-- START --

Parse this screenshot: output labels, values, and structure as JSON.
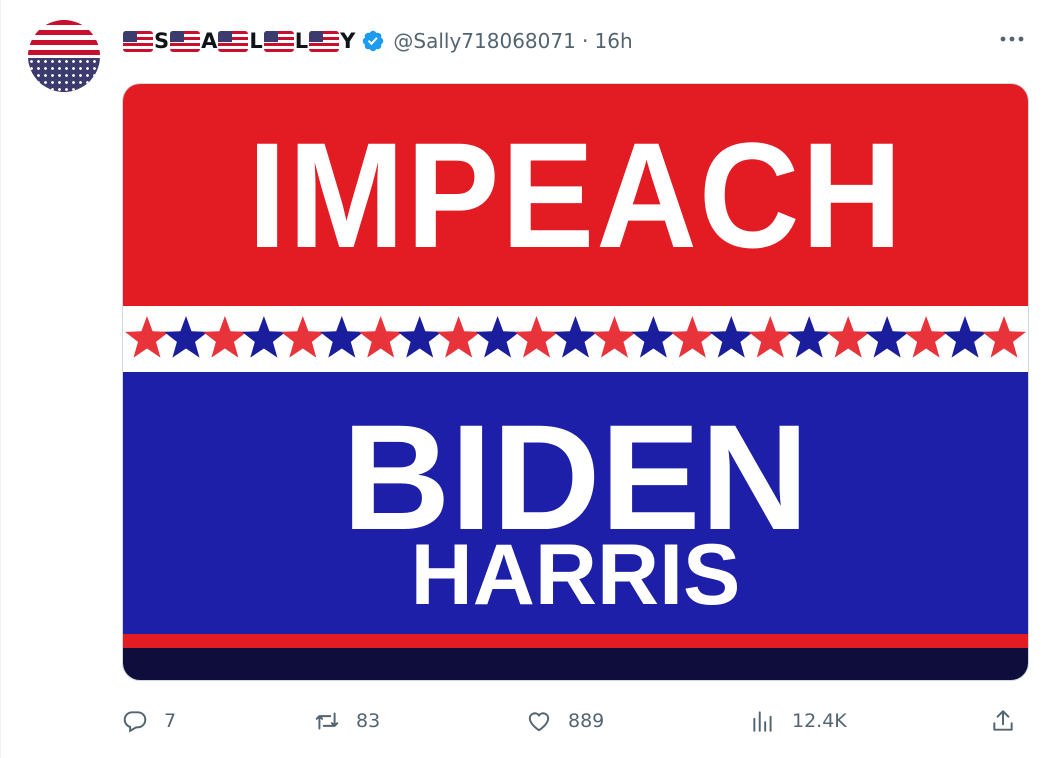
{
  "tweet": {
    "display_name_letters": [
      "S",
      "A",
      "L",
      "L",
      "Y"
    ],
    "handle": "@Sally718068071",
    "separator": "·",
    "time": "16h",
    "image": {
      "line1": "IMPEACH",
      "line2": "BIDEN",
      "line3": "HARRIS"
    },
    "actions": {
      "replies": "7",
      "retweets": "83",
      "likes": "889",
      "views": "12.4K"
    }
  },
  "icons": {
    "verified": "verified-badge-icon",
    "more": "more-options-icon",
    "reply": "reply-icon",
    "retweet": "retweet-icon",
    "like": "heart-icon",
    "views": "views-icon",
    "share": "share-icon"
  },
  "colors": {
    "banner_red": "#e31b23",
    "banner_blue": "#1d1fa8",
    "navy": "#0e0d3b",
    "verified_blue": "#1d9bf0",
    "muted": "#536471"
  }
}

-- END --

WHAT YOU SHOULD DO:
Transcribe all the data word for word; the images stay out.

RESULT FOR THIS TASK:
Parse this screenshot: output labels, values, and structure as JSON.
{
  "tweet": {
    "display_name_letters": [
      "S",
      "A",
      "L",
      "L",
      "Y"
    ],
    "handle": "@Sally718068071",
    "separator": "·",
    "time": "16h",
    "image": {
      "line1": "IMPEACH",
      "line2": "BIDEN",
      "line3": "HARRIS"
    },
    "actions": {
      "replies": "7",
      "retweets": "83",
      "likes": "889",
      "views": "12.4K"
    }
  },
  "icons": {
    "verified": "verified-badge-icon",
    "more": "more-options-icon",
    "reply": "reply-icon",
    "retweet": "retweet-icon",
    "like": "heart-icon",
    "views": "views-icon",
    "share": "share-icon"
  },
  "colors": {
    "banner_red": "#e31b23",
    "banner_blue": "#1d1fa8",
    "navy": "#0e0d3b",
    "verified_blue": "#1d9bf0",
    "muted": "#536471"
  }
}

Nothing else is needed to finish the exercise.